• [Extracts from a graphics dataset]
┌──
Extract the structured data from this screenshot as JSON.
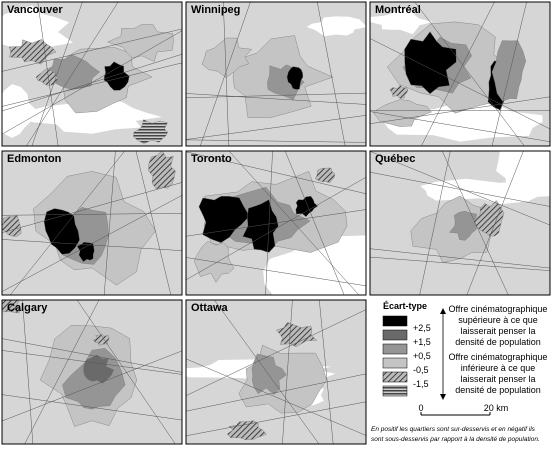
{
  "panels": [
    {
      "label": "Vancouver"
    },
    {
      "label": "Winnipeg"
    },
    {
      "label": "Montréal"
    },
    {
      "label": "Edmonton"
    },
    {
      "label": "Toronto"
    },
    {
      "label": "Québec"
    },
    {
      "label": "Calgary"
    },
    {
      "label": "Ottawa"
    }
  ],
  "legend": {
    "title": "Écart-type",
    "classes": [
      "+2,5",
      "+1,5",
      "+0,5",
      "-0,5",
      "-1,5"
    ],
    "upper_note": [
      "Offre cinématographique",
      "supérieure à ce que",
      "laisserait penser la",
      "densité de population"
    ],
    "lower_note": [
      "Offre cinématographique",
      "inférieure à ce que",
      "laisserait penser la",
      "densité de population"
    ]
  },
  "scale": {
    "start": "0",
    "end": "20 km"
  },
  "footnote": [
    "En positif les quartiers sont sur-desservis et en négatif ils",
    "sont sous-desservis par rapport à la densité de population."
  ]
}
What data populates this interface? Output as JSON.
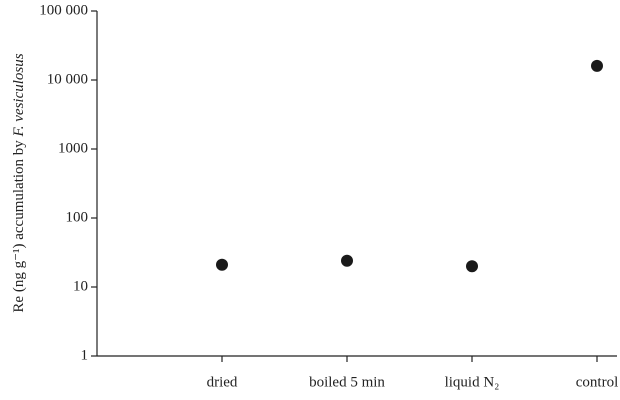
{
  "chart_data": {
    "type": "scatter",
    "ylabel": [
      "Re (ng g⁻¹) accumulation by ",
      "F. vesiculosus"
    ],
    "categories": [
      "dried",
      "boiled 5 min",
      "liquid N₂",
      "control"
    ],
    "values": [
      21,
      24,
      20,
      16000
    ],
    "color": "#1a1a1a",
    "log_scale": true,
    "ylim": [
      1,
      100000
    ],
    "yticks": [
      1,
      10,
      100,
      1000,
      {
        "value": 10000,
        "label": "10 000"
      },
      {
        "value": 100000,
        "label": "100 000"
      }
    ]
  }
}
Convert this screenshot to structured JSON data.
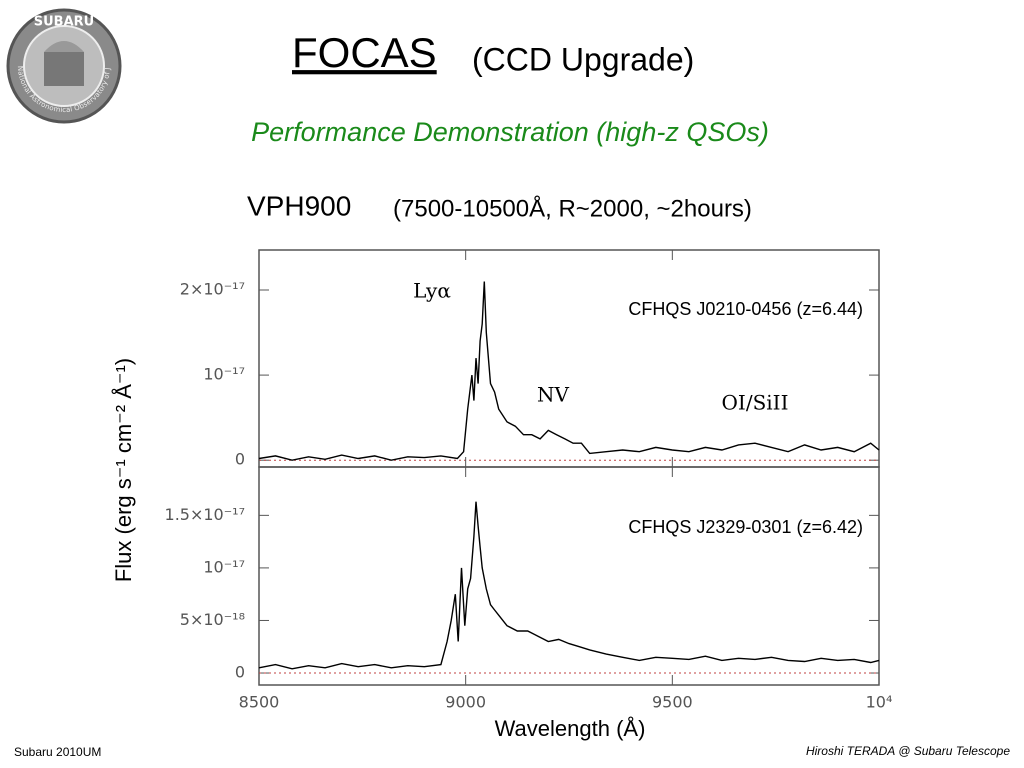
└──
• [What to do]
From the entries above, extract each line containing "screenshot".

• [The answer]
Extract the structured data from this screenshot as JSON.
Convert this screenshot to structured JSON data.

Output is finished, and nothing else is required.